═══ Source material

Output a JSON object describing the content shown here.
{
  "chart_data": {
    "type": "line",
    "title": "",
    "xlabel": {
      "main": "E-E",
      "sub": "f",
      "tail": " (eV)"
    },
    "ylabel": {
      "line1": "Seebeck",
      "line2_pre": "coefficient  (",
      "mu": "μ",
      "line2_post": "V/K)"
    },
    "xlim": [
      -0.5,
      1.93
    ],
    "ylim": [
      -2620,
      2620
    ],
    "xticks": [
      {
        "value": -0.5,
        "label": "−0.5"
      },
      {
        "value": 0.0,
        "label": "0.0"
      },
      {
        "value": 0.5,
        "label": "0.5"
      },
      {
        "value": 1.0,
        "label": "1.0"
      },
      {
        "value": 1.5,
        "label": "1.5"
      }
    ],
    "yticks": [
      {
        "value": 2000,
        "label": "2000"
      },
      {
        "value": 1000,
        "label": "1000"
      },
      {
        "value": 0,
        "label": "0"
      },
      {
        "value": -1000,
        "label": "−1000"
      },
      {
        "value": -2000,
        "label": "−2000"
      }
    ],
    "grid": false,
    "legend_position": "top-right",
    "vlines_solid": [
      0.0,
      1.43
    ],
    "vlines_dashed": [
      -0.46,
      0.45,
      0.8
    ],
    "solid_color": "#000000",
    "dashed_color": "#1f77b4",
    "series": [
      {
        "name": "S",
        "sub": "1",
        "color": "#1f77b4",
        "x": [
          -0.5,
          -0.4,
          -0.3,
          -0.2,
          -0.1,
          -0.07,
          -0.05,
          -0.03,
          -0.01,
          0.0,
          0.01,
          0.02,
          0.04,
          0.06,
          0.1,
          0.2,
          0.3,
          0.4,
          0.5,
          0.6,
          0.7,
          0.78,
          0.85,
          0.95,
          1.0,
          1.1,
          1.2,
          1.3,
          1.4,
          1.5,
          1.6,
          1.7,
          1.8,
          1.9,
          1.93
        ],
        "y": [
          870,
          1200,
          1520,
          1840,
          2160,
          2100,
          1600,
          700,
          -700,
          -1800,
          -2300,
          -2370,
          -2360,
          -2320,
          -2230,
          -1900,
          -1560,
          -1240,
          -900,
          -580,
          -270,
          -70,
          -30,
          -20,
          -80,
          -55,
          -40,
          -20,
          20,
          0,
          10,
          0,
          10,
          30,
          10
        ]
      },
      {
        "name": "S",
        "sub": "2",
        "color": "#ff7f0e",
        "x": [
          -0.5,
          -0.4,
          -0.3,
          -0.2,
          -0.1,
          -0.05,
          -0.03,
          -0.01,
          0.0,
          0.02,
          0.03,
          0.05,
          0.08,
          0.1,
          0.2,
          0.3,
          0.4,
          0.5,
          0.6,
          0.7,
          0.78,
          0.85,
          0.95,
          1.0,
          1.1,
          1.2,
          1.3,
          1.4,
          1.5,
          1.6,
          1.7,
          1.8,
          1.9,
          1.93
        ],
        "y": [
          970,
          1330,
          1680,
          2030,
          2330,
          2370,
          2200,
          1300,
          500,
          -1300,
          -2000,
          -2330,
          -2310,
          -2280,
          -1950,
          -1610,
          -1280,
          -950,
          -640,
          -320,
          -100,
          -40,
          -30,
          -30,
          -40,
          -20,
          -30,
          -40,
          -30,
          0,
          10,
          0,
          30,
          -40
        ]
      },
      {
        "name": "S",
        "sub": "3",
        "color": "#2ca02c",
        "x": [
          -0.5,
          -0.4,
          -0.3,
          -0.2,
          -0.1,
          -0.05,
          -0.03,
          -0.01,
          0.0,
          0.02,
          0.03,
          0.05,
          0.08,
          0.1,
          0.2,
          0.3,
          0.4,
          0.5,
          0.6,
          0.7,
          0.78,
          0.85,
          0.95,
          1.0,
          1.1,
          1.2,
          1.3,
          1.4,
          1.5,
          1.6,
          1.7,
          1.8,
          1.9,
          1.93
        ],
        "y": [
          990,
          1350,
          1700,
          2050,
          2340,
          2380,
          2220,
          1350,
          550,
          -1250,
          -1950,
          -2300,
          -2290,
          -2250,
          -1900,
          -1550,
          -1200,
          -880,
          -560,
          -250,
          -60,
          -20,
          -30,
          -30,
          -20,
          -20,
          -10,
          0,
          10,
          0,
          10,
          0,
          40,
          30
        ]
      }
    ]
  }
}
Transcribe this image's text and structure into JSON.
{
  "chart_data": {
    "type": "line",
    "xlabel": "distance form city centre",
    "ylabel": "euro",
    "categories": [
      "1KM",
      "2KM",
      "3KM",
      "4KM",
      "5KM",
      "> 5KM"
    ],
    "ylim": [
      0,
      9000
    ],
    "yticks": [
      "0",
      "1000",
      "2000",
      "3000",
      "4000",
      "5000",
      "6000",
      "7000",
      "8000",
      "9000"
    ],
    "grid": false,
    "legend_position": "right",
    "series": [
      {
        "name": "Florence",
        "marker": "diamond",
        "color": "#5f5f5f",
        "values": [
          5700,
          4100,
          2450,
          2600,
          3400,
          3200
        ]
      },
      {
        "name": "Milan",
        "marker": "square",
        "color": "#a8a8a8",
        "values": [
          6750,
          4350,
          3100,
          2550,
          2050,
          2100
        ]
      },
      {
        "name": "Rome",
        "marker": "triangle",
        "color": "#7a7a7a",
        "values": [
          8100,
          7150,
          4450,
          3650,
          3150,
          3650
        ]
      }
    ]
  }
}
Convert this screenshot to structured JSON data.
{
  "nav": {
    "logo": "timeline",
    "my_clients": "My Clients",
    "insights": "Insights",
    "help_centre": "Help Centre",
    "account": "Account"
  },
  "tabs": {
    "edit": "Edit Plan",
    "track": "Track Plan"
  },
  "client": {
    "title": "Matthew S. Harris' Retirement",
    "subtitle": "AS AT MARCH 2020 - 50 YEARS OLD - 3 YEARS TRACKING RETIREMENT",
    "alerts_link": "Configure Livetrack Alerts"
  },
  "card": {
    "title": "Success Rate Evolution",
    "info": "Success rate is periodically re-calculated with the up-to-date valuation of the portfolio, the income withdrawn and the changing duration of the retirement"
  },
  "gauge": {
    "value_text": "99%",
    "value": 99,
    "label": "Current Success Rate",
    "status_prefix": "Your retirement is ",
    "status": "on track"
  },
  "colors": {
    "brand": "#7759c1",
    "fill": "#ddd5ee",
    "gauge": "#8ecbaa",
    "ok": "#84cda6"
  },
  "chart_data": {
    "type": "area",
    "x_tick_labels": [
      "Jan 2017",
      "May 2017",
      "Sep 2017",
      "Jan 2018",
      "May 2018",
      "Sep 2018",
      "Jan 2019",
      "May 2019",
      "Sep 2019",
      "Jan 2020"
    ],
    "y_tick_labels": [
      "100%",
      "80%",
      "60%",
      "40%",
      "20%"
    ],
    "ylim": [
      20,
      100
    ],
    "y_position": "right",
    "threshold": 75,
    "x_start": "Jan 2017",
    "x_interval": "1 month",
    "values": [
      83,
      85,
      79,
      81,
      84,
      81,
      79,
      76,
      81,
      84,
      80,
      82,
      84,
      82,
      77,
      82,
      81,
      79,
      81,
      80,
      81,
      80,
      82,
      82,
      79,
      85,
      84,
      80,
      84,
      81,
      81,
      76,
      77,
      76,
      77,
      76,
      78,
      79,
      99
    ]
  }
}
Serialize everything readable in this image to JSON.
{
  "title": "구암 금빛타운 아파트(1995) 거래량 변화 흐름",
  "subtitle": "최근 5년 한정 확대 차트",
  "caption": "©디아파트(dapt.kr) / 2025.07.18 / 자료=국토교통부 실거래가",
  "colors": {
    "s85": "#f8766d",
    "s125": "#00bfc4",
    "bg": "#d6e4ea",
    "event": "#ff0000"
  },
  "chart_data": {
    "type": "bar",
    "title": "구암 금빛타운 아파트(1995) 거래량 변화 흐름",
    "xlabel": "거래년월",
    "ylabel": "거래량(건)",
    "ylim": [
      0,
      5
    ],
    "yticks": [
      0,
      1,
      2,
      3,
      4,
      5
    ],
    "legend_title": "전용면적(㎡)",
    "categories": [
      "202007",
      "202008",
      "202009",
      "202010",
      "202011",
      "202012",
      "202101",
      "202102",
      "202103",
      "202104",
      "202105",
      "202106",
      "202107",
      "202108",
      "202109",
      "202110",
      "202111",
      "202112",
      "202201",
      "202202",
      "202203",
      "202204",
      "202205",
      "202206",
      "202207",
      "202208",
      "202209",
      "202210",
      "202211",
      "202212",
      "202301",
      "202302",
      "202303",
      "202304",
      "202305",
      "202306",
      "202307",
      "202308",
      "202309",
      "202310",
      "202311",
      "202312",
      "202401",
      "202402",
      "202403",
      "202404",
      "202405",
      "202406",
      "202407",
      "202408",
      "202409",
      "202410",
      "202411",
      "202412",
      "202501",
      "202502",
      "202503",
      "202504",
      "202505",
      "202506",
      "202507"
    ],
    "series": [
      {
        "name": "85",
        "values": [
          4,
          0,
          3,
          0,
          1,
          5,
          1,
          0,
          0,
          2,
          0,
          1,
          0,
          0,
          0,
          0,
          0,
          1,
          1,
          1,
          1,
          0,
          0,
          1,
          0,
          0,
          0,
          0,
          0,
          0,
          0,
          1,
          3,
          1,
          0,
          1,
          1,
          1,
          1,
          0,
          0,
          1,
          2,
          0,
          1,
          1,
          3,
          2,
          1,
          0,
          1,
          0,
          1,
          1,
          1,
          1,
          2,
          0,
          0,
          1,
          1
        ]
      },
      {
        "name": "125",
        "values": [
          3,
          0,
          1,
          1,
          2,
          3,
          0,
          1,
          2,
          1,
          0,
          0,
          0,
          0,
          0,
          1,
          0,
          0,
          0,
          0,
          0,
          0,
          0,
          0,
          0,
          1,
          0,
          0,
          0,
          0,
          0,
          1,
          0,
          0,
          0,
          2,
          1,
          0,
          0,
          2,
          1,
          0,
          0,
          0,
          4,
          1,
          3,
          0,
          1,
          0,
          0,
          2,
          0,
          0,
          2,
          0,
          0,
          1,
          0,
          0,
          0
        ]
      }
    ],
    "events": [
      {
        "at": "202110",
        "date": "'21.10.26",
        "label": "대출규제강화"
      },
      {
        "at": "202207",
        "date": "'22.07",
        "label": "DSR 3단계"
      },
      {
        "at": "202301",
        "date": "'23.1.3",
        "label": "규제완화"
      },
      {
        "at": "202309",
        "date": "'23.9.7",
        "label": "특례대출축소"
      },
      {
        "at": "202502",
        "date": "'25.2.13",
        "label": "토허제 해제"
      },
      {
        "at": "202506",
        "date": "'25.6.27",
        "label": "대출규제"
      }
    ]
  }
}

══════

Instruction: Check each line of the data above for the word "type" and say how many lines have it. Give the number alone.

Full answer: 4